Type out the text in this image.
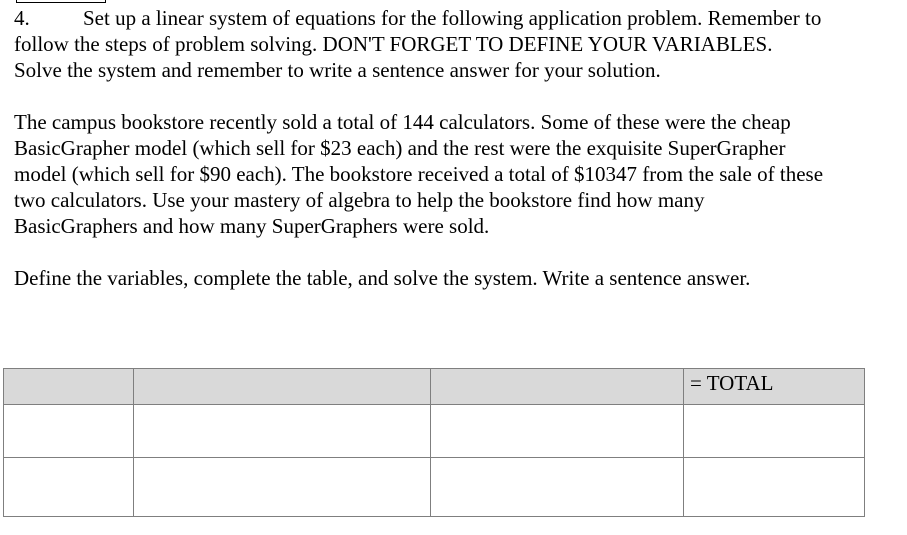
4.	Set up a linear system of equations for the following application problem. Remember to
follow the steps of problem solving. DON'T FORGET TO DEFINE YOUR VARIABLES.
Solve the system and remember to write a sentence answer for your solution.
The campus bookstore recently sold a total of 144 calculators. Some of these were the cheap
BasicGrapher model (which sell for $23 each) and the rest were the exquisite SuperGrapher
model (which sell for $90 each). The bookstore received a total of $10347 from the sale of these
two calculators. Use your mastery of algebra to help the bookstore find how many
BasicGraphers and how many SuperGraphers were sold.
Define the variables, complete the table, and solve the system. Write a sentence answer.
			= TOTAL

Task objective
Repeat all of the data above word for word, minus the pictures.

Solution to this task
Type out the text in this image.
4.	Set up a linear system of equations for the following application problem. Remember to
follow the steps of problem solving. DON'T FORGET TO DEFINE YOUR VARIABLES.
Solve the system and remember to write a sentence answer for your solution.
The campus bookstore recently sold a total of 144 calculators. Some of these were the cheap
BasicGrapher model (which sell for $23 each) and the rest were the exquisite SuperGrapher
model (which sell for $90 each). The bookstore received a total of $10347 from the sale of these
two calculators. Use your mastery of algebra to help the bookstore find how many
BasicGraphers and how many SuperGraphers were sold.
Define the variables, complete the table, and solve the system. Write a sentence answer.
			= TOTAL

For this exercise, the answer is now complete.